--- Begin ---

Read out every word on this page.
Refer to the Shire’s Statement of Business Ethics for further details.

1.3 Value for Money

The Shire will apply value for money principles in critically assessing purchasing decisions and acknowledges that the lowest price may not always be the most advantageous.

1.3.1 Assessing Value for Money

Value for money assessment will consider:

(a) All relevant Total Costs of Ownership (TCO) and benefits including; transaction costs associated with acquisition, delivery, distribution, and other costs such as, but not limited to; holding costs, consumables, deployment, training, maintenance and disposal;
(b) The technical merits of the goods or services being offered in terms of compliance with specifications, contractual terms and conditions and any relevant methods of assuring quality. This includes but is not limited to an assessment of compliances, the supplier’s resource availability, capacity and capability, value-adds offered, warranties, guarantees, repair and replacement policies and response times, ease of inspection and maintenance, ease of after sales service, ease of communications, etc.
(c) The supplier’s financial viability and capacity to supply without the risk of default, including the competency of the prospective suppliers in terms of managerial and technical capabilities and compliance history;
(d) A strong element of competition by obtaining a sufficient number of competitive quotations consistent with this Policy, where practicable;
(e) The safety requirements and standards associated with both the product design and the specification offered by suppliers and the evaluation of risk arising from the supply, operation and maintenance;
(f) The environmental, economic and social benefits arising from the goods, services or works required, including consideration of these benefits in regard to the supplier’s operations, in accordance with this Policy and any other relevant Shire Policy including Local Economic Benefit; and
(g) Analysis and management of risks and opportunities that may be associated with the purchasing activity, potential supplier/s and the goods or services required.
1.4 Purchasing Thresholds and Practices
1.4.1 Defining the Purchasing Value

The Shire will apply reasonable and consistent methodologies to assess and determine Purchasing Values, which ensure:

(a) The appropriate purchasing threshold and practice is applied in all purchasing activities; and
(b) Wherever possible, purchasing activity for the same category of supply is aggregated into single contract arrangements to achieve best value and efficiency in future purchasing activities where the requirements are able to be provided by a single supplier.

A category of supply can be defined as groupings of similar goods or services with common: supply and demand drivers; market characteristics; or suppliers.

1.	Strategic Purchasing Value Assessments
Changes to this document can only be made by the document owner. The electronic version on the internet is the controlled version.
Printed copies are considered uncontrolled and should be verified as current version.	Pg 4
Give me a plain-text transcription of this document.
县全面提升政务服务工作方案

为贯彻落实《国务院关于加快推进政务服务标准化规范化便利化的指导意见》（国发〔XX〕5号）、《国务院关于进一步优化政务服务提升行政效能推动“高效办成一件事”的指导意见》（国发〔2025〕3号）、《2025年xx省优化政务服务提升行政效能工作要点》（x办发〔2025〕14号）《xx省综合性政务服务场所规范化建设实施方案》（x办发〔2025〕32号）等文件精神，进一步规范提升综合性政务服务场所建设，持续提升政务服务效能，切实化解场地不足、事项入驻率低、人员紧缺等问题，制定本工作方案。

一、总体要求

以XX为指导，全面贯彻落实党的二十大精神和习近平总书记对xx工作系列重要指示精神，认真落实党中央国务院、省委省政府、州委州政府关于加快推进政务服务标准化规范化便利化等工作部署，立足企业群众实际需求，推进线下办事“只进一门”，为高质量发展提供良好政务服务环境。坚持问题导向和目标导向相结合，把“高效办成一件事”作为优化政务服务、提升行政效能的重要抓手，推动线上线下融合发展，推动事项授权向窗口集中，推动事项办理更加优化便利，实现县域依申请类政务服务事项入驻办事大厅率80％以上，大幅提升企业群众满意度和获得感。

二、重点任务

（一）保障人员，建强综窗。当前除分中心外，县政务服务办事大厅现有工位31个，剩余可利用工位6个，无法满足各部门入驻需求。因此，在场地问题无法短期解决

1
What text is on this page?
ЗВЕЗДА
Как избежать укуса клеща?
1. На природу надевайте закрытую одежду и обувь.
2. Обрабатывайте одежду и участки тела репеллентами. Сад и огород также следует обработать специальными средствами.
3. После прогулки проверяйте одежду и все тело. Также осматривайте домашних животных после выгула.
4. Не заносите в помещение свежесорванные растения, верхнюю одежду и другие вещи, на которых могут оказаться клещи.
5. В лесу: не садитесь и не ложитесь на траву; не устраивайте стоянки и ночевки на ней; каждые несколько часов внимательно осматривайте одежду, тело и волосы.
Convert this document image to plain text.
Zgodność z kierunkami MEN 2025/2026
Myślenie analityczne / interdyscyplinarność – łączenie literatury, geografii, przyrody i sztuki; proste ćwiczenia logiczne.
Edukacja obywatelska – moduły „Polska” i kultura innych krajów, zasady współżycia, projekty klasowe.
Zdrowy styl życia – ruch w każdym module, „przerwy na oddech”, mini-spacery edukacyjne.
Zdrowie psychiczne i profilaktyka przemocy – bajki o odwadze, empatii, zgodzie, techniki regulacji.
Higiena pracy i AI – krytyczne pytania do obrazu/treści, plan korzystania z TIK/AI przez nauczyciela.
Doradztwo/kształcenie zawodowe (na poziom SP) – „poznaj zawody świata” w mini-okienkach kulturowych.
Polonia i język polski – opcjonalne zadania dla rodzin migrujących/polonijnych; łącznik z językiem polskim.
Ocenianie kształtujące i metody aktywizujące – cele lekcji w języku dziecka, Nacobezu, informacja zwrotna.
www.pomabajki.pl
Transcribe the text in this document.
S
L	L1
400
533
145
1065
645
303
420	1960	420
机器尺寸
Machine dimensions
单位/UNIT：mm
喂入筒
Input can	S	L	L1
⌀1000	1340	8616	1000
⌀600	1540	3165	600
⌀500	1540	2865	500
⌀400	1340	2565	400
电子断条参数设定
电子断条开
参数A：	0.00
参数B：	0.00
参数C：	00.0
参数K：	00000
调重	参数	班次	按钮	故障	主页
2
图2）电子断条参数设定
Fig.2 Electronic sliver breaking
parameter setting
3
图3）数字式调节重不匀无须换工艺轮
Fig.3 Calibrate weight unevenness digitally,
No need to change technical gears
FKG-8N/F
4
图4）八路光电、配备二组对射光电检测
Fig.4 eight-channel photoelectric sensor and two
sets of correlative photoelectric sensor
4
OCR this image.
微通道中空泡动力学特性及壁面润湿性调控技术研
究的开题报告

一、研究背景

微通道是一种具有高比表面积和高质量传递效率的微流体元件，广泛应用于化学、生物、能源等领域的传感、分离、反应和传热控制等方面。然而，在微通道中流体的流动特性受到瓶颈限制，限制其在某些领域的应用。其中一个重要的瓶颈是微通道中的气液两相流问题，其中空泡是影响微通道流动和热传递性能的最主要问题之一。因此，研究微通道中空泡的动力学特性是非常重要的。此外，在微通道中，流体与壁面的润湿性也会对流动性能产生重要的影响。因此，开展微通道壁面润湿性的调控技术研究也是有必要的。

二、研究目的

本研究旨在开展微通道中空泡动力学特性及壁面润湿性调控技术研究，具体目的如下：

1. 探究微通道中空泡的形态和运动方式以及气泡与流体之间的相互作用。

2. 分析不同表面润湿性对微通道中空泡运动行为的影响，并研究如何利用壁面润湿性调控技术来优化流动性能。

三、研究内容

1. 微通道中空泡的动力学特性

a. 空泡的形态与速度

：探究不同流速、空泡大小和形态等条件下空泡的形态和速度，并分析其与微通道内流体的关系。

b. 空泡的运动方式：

--- End ---

Gather from the records above every line containing the string "mini".

● **Finished task**
Zdrowy styl życia – ruch w każdym module, „przerwy na oddech”, mini-spacery edukacyjne.
Doradztwo/kształcenie zawodowe (na poziom SP) – „poznaj zawody świata” w mini-okienkach kulturowych.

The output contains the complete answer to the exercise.